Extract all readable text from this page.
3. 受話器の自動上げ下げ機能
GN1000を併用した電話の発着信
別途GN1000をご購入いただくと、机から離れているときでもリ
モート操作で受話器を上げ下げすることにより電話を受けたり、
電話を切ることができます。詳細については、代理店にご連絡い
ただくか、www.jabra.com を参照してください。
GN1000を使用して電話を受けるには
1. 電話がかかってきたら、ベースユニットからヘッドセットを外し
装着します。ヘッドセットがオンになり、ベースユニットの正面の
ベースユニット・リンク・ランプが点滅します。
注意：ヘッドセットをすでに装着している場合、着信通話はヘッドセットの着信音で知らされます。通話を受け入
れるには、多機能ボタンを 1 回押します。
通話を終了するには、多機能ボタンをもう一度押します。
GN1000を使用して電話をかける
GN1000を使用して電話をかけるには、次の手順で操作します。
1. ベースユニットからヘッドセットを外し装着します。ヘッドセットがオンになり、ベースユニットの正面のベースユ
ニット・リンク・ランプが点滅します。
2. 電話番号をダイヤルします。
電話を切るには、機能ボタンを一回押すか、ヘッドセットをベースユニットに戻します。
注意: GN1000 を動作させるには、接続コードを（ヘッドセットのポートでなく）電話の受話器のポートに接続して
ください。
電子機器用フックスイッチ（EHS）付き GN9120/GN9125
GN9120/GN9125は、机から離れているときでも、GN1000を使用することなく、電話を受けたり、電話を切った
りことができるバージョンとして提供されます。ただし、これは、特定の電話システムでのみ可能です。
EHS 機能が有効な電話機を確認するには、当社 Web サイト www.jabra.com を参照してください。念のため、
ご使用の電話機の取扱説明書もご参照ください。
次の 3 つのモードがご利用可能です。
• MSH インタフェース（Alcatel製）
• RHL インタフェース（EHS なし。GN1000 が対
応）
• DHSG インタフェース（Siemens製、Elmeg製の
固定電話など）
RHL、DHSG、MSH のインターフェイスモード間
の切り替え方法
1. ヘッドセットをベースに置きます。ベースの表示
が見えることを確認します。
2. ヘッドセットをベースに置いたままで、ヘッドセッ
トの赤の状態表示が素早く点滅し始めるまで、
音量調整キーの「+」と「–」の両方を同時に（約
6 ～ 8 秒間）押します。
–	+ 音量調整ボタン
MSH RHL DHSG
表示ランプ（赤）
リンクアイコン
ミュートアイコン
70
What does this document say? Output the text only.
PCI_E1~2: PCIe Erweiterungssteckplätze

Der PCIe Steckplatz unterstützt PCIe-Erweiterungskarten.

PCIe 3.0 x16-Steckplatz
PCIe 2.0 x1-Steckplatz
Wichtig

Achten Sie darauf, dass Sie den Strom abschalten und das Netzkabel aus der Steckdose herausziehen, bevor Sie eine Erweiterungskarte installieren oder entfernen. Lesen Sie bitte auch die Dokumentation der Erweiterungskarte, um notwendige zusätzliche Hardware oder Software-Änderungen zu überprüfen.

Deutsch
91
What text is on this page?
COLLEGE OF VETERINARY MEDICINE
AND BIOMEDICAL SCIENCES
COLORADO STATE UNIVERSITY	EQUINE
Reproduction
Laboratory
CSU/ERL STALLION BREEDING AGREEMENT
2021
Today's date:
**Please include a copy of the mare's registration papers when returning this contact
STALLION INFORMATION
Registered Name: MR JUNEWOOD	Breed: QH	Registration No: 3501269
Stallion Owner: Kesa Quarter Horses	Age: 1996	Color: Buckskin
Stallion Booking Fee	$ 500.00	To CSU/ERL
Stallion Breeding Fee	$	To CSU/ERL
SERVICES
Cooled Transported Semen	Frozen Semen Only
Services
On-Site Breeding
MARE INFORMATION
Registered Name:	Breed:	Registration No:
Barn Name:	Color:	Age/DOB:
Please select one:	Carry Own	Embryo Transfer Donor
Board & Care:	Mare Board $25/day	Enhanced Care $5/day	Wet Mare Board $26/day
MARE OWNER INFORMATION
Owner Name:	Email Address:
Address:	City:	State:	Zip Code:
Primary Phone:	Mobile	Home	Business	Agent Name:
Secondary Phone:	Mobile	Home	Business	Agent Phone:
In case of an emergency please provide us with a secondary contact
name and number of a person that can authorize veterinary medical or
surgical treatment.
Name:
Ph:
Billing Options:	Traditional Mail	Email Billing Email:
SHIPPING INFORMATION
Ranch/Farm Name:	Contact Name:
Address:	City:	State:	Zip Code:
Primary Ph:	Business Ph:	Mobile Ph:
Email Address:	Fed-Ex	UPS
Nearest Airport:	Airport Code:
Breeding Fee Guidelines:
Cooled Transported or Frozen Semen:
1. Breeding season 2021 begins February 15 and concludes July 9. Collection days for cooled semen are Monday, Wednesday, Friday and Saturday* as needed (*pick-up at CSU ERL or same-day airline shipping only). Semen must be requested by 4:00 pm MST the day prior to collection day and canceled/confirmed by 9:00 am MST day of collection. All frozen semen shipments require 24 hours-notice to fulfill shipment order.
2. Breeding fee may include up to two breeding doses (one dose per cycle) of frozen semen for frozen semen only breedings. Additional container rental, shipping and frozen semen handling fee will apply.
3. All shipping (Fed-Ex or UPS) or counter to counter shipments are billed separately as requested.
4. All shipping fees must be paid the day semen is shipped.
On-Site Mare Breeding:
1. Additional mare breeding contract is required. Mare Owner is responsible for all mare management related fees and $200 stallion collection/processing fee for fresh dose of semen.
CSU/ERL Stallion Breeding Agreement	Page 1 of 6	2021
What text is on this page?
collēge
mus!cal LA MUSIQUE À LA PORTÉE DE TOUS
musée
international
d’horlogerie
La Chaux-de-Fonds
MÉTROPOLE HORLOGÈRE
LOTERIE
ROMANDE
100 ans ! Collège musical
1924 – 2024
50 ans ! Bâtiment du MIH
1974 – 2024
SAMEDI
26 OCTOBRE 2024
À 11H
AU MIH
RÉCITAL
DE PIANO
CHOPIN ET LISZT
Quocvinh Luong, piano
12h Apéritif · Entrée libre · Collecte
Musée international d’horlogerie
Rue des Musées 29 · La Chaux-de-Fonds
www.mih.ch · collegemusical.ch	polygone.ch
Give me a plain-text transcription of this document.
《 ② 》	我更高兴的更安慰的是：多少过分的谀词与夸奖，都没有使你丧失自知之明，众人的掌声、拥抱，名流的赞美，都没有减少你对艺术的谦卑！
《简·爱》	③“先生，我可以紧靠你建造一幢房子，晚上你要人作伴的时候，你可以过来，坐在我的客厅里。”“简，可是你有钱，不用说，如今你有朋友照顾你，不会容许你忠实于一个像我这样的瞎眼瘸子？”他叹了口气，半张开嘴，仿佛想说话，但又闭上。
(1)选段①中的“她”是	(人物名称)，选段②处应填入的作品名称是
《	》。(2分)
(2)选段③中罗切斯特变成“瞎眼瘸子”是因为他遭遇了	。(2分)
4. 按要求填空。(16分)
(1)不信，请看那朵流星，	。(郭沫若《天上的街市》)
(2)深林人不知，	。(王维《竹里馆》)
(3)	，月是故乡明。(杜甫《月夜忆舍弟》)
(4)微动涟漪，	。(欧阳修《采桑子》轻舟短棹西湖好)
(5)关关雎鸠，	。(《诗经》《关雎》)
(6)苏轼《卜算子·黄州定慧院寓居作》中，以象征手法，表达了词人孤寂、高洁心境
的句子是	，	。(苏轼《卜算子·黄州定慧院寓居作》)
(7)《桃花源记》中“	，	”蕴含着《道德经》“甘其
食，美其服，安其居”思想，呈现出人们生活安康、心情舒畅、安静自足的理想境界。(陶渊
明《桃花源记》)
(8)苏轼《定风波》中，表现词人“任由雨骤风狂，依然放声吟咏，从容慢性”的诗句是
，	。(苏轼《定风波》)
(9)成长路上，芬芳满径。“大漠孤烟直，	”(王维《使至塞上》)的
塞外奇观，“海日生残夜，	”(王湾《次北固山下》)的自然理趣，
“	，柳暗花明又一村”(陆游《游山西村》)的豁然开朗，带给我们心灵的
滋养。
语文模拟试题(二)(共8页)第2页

**What this task involves:**
Take the line that contains "Give me a plain-text" and each line after it down to the last of the records, and retype them exactly; add nothing else.

**Correct result:**
Give me a plain-text transcription of this document.
《 ② 》	我更高兴的更安慰的是：多少过分的谀词与夸奖，都没有使你丧失自知之明，众人的掌声、拥抱，名流的赞美，都没有减少你对艺术的谦卑！
《简·爱》	③“先生，我可以紧靠你建造一幢房子，晚上你要人作伴的时候，你可以过来，坐在我的客厅里。”“简，可是你有钱，不用说，如今你有朋友照顾你，不会容许你忠实于一个像我这样的瞎眼瘸子？”他叹了口气，半张开嘴，仿佛想说话，但又闭上。
(1)选段①中的“她”是	(人物名称)，选段②处应填入的作品名称是
《	》。(2分)
(2)选段③中罗切斯特变成“瞎眼瘸子”是因为他遭遇了	。(2分)
4. 按要求填空。(16分)
(1)不信，请看那朵流星，	。(郭沫若《天上的街市》)
(2)深林人不知，	。(王维《竹里馆》)
(3)	，月是故乡明。(杜甫《月夜忆舍弟》)
(4)微动涟漪，	。(欧阳修《采桑子》轻舟短棹西湖好)
(5)关关雎鸠，	。(《诗经》《关雎》)
(6)苏轼《卜算子·黄州定慧院寓居作》中，以象征手法，表达了词人孤寂、高洁心境
的句子是	，	。(苏轼《卜算子·黄州定慧院寓居作》)
(7)《桃花源记》中“	，	”蕴含着《道德经》“甘其
食，美其服，安其居”思想，呈现出人们生活安康、心情舒畅、安静自足的理想境界。(陶渊
明《桃花源记》)
(8)苏轼《定风波》中，表现词人“任由雨骤风狂，依然放声吟咏，从容慢性”的诗句是
，	。(苏轼《定风波》)
(9)成长路上，芬芳满径。“大漠孤烟直，	”(王维《使至塞上》)的
塞外奇观，“海日生残夜，	”(王湾《次北固山下》)的自然理趣，
“	，柳暗花明又一村”(陆游《游山西村》)的豁然开朗，带给我们心灵的
滋养。
语文模拟试题(二)(共8页)第2页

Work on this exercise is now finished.